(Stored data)
---

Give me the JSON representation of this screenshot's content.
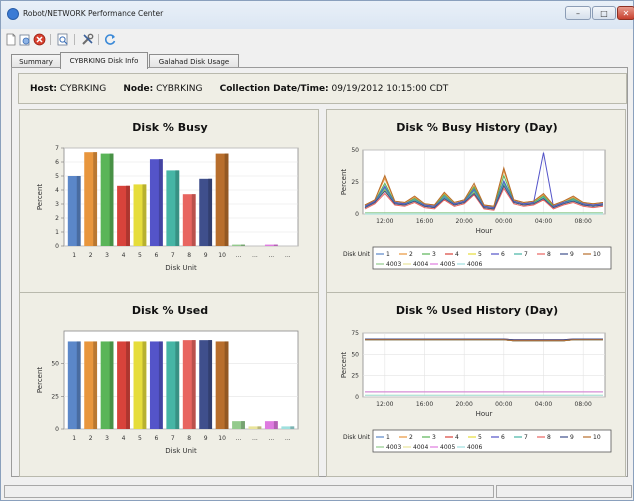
{
  "window": {
    "title": "Robot/NETWORK Performance Center",
    "controls": {
      "minimize": "–",
      "maximize": "□",
      "close": "✕"
    }
  },
  "toolbar": {
    "icons": [
      "new-document-icon",
      "open-report-icon",
      "stop-icon",
      "print-preview-icon",
      "tools-icon",
      "refresh-icon"
    ]
  },
  "tabs": [
    {
      "label": "Summary",
      "active": false
    },
    {
      "label": "CYBRKING Disk Info",
      "active": true
    },
    {
      "label": "Galahad Disk Usage",
      "active": false
    }
  ],
  "info": {
    "host_label": "Host:",
    "host_value": "CYBRKING",
    "node_label": "Node:",
    "node_value": "CYBRKING",
    "date_label": "Collection Date/Time:",
    "date_value": "09/19/2012 10:15:00 CDT"
  },
  "colors": {
    "series": [
      "#5b87c9",
      "#e8963d",
      "#5ab558",
      "#d8433b",
      "#e6dd3b",
      "#5454c9",
      "#46b5a5",
      "#e86560",
      "#3f4f8c",
      "#b86e2c",
      "#93ca8d",
      "#e9e49a",
      "#de7be0",
      "#9ee0de"
    ],
    "panel_bg": "#efeee5",
    "plot_bg": "#ffffff"
  },
  "chart_data": [
    {
      "type": "bar",
      "title": "Disk % Busy",
      "xlabel": "Disk Unit",
      "ylabel": "Percent",
      "categories": [
        "1",
        "2",
        "3",
        "4",
        "5",
        "6",
        "7",
        "8",
        "9",
        "10",
        "...",
        "...",
        "...",
        "..."
      ],
      "values": [
        5.0,
        6.7,
        6.6,
        4.3,
        4.4,
        6.2,
        5.4,
        3.7,
        4.8,
        6.6,
        0.1,
        0.0,
        0.1,
        0.0
      ],
      "ylim": [
        0,
        7
      ],
      "yticks": [
        0,
        1,
        2,
        3,
        4,
        5,
        6,
        7
      ],
      "grid": true
    },
    {
      "type": "line",
      "title": "Disk % Busy History (Day)",
      "xlabel": "Hour",
      "ylabel": "Percent",
      "x": [
        "10:15",
        "11:00",
        "12:00",
        "13:00",
        "14:00",
        "15:00",
        "16:00",
        "17:00",
        "18:00",
        "19:00",
        "20:00",
        "21:00",
        "22:00",
        "23:00",
        "00:00",
        "01:00",
        "02:00",
        "03:00",
        "04:00",
        "05:00",
        "06:00",
        "07:00",
        "08:00",
        "09:00",
        "10:00"
      ],
      "xticks": [
        "12:00",
        "16:00",
        "20:00",
        "00:00",
        "04:00",
        "08:00"
      ],
      "ylim": [
        0,
        50
      ],
      "yticks": [
        0,
        25,
        50
      ],
      "legend_title": "Disk Unit",
      "legend": [
        "1",
        "2",
        "3",
        "4",
        "5",
        "6",
        "7",
        "8",
        "9",
        "10",
        "4003",
        "4004",
        "4005",
        "4006"
      ],
      "series": [
        {
          "name": "1",
          "values": [
            6,
            10,
            22,
            9,
            8,
            12,
            7,
            6,
            14,
            8,
            10,
            20,
            6,
            5,
            26,
            10,
            8,
            9,
            14,
            6,
            9,
            12,
            8,
            7,
            8
          ]
        },
        {
          "name": "2",
          "values": [
            7,
            11,
            28,
            10,
            9,
            13,
            8,
            7,
            16,
            9,
            11,
            22,
            7,
            6,
            34,
            11,
            9,
            10,
            15,
            7,
            10,
            13,
            9,
            8,
            9
          ]
        },
        {
          "name": "3",
          "values": [
            6,
            10,
            24,
            9,
            8,
            12,
            7,
            6,
            15,
            8,
            10,
            21,
            6,
            5,
            30,
            10,
            8,
            9,
            14,
            6,
            9,
            12,
            8,
            7,
            8
          ]
        },
        {
          "name": "4",
          "values": [
            5,
            9,
            18,
            8,
            7,
            10,
            6,
            5,
            12,
            7,
            9,
            17,
            5,
            4,
            22,
            9,
            7,
            8,
            12,
            5,
            8,
            10,
            7,
            6,
            7
          ]
        },
        {
          "name": "5",
          "values": [
            5,
            9,
            19,
            8,
            7,
            10,
            6,
            5,
            12,
            7,
            9,
            17,
            5,
            4,
            23,
            9,
            7,
            8,
            12,
            5,
            8,
            10,
            7,
            6,
            7
          ]
        },
        {
          "name": "6",
          "values": [
            6,
            10,
            21,
            9,
            8,
            11,
            7,
            6,
            13,
            8,
            10,
            19,
            6,
            5,
            25,
            10,
            8,
            9,
            48,
            6,
            9,
            11,
            8,
            7,
            8
          ]
        },
        {
          "name": "7",
          "values": [
            5,
            9,
            20,
            8,
            7,
            11,
            6,
            5,
            13,
            7,
            9,
            18,
            5,
            4,
            24,
            9,
            7,
            8,
            13,
            5,
            8,
            11,
            7,
            6,
            7
          ]
        },
        {
          "name": "8",
          "values": [
            4,
            8,
            16,
            7,
            6,
            9,
            5,
            4,
            11,
            6,
            8,
            15,
            4,
            3,
            20,
            8,
            6,
            7,
            11,
            4,
            7,
            9,
            6,
            5,
            6
          ]
        },
        {
          "name": "9",
          "values": [
            5,
            9,
            18,
            8,
            7,
            10,
            6,
            5,
            12,
            7,
            9,
            16,
            5,
            4,
            22,
            9,
            7,
            8,
            12,
            5,
            8,
            10,
            7,
            6,
            7
          ]
        },
        {
          "name": "10",
          "values": [
            7,
            11,
            30,
            10,
            9,
            14,
            8,
            7,
            17,
            9,
            11,
            24,
            7,
            6,
            36,
            11,
            9,
            10,
            16,
            7,
            10,
            14,
            9,
            8,
            9
          ]
        },
        {
          "name": "4003",
          "values": [
            1,
            1,
            1,
            1,
            1,
            1,
            1,
            1,
            1,
            1,
            1,
            1,
            1,
            1,
            1,
            1,
            1,
            1,
            1,
            1,
            1,
            1,
            1,
            1,
            1
          ]
        },
        {
          "name": "4004",
          "values": [
            0,
            0,
            0,
            0,
            0,
            0,
            0,
            0,
            0,
            0,
            0,
            0,
            0,
            0,
            0,
            0,
            0,
            0,
            0,
            0,
            0,
            0,
            0,
            0,
            0
          ]
        },
        {
          "name": "4005",
          "values": [
            0,
            0,
            0,
            0,
            0,
            0,
            0,
            0,
            0,
            0,
            0,
            0,
            0,
            0,
            0,
            0,
            0,
            0,
            0,
            0,
            0,
            0,
            0,
            0,
            0
          ]
        },
        {
          "name": "4006",
          "values": [
            0,
            0,
            0,
            0,
            0,
            0,
            0,
            0,
            0,
            0,
            0,
            0,
            0,
            0,
            0,
            0,
            0,
            0,
            0,
            0,
            0,
            0,
            0,
            0,
            0
          ]
        }
      ],
      "grid": true
    },
    {
      "type": "bar",
      "title": "Disk % Used",
      "xlabel": "Disk Unit",
      "ylabel": "Percent",
      "categories": [
        "1",
        "2",
        "3",
        "4",
        "5",
        "6",
        "7",
        "8",
        "9",
        "10",
        "...",
        "...",
        "...",
        "..."
      ],
      "values": [
        67,
        67,
        67,
        67,
        67,
        67,
        67,
        68,
        68,
        67,
        6,
        2,
        6,
        2
      ],
      "ylim": [
        0,
        75
      ],
      "yticks": [
        0,
        25,
        50
      ],
      "grid": true
    },
    {
      "type": "line",
      "title": "Disk % Used History (Day)",
      "xlabel": "Hour",
      "ylabel": "Percent",
      "x": [
        "10:15",
        "11:00",
        "12:00",
        "13:00",
        "14:00",
        "15:00",
        "16:00",
        "17:00",
        "18:00",
        "19:00",
        "20:00",
        "21:00",
        "22:00",
        "23:00",
        "00:00",
        "01:00",
        "02:00",
        "03:00",
        "04:00",
        "05:00",
        "06:00",
        "07:00",
        "08:00",
        "09:00",
        "10:00"
      ],
      "xticks": [
        "12:00",
        "16:00",
        "20:00",
        "00:00",
        "04:00",
        "08:00"
      ],
      "ylim": [
        0,
        75
      ],
      "yticks": [
        0,
        25,
        50,
        75
      ],
      "legend_title": "Disk Unit",
      "legend": [
        "1",
        "2",
        "3",
        "4",
        "5",
        "6",
        "7",
        "8",
        "9",
        "10",
        "4003",
        "4004",
        "4005",
        "4006"
      ],
      "series": [
        {
          "name": "1",
          "values": [
            67,
            67,
            67,
            67,
            67,
            67,
            67,
            67,
            67,
            67,
            67,
            67,
            67,
            67,
            67,
            66,
            66,
            66,
            66,
            66,
            66,
            67,
            67,
            67,
            67
          ]
        },
        {
          "name": "2",
          "values": [
            67,
            67,
            67,
            67,
            67,
            67,
            67,
            67,
            67,
            67,
            67,
            67,
            67,
            67,
            67,
            66,
            66,
            66,
            66,
            66,
            66,
            67,
            67,
            67,
            67
          ]
        },
        {
          "name": "3",
          "values": [
            67,
            67,
            67,
            67,
            67,
            67,
            67,
            67,
            67,
            67,
            67,
            67,
            67,
            67,
            67,
            66,
            66,
            66,
            66,
            66,
            66,
            67,
            67,
            67,
            67
          ]
        },
        {
          "name": "4",
          "values": [
            67,
            67,
            67,
            67,
            67,
            67,
            67,
            67,
            67,
            67,
            67,
            67,
            67,
            67,
            67,
            66,
            66,
            66,
            66,
            66,
            66,
            67,
            67,
            67,
            67
          ]
        },
        {
          "name": "5",
          "values": [
            67,
            67,
            67,
            67,
            67,
            67,
            67,
            67,
            67,
            67,
            67,
            67,
            67,
            67,
            67,
            66,
            66,
            66,
            66,
            66,
            66,
            67,
            67,
            67,
            67
          ]
        },
        {
          "name": "6",
          "values": [
            67,
            67,
            67,
            67,
            67,
            67,
            67,
            67,
            67,
            67,
            67,
            67,
            67,
            67,
            67,
            66,
            66,
            66,
            66,
            66,
            66,
            67,
            67,
            67,
            67
          ]
        },
        {
          "name": "7",
          "values": [
            67,
            67,
            67,
            67,
            67,
            67,
            67,
            67,
            67,
            67,
            67,
            67,
            67,
            67,
            67,
            66,
            66,
            66,
            66,
            66,
            66,
            67,
            67,
            67,
            67
          ]
        },
        {
          "name": "8",
          "values": [
            68,
            68,
            68,
            68,
            68,
            68,
            68,
            68,
            68,
            68,
            68,
            68,
            68,
            68,
            68,
            67,
            67,
            67,
            67,
            67,
            67,
            68,
            68,
            68,
            68
          ]
        },
        {
          "name": "9",
          "values": [
            68,
            68,
            68,
            68,
            68,
            68,
            68,
            68,
            68,
            68,
            68,
            68,
            68,
            68,
            68,
            67,
            67,
            67,
            67,
            67,
            67,
            68,
            68,
            68,
            68
          ]
        },
        {
          "name": "10",
          "values": [
            67,
            67,
            67,
            67,
            67,
            67,
            67,
            67,
            67,
            67,
            67,
            67,
            67,
            67,
            67,
            66,
            66,
            66,
            66,
            66,
            66,
            67,
            67,
            67,
            67
          ]
        },
        {
          "name": "4003",
          "values": [
            6,
            6,
            6,
            6,
            6,
            6,
            6,
            6,
            6,
            6,
            6,
            6,
            6,
            6,
            6,
            6,
            6,
            6,
            6,
            6,
            6,
            6,
            6,
            6,
            6
          ]
        },
        {
          "name": "4004",
          "values": [
            2,
            2,
            2,
            2,
            2,
            2,
            2,
            2,
            2,
            2,
            2,
            2,
            2,
            2,
            2,
            2,
            2,
            2,
            2,
            2,
            2,
            2,
            2,
            2,
            2
          ]
        },
        {
          "name": "4005",
          "values": [
            6,
            6,
            6,
            6,
            6,
            6,
            6,
            6,
            6,
            6,
            6,
            6,
            6,
            6,
            6,
            6,
            6,
            6,
            6,
            6,
            6,
            6,
            6,
            6,
            6
          ]
        },
        {
          "name": "4006",
          "values": [
            2,
            2,
            2,
            2,
            2,
            2,
            2,
            2,
            2,
            2,
            2,
            2,
            2,
            2,
            2,
            2,
            2,
            2,
            2,
            2,
            2,
            2,
            2,
            2,
            2
          ]
        }
      ],
      "grid": true
    }
  ]
}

---

▶ [WHAT YOU NEED TO DO]
Using the records above, copy every line that has the word "Used" in it.

▶ [ANSWER TO THE PROBLEM]
      "title": "Disk % Used",
      "title": "Disk % Used History (Day)",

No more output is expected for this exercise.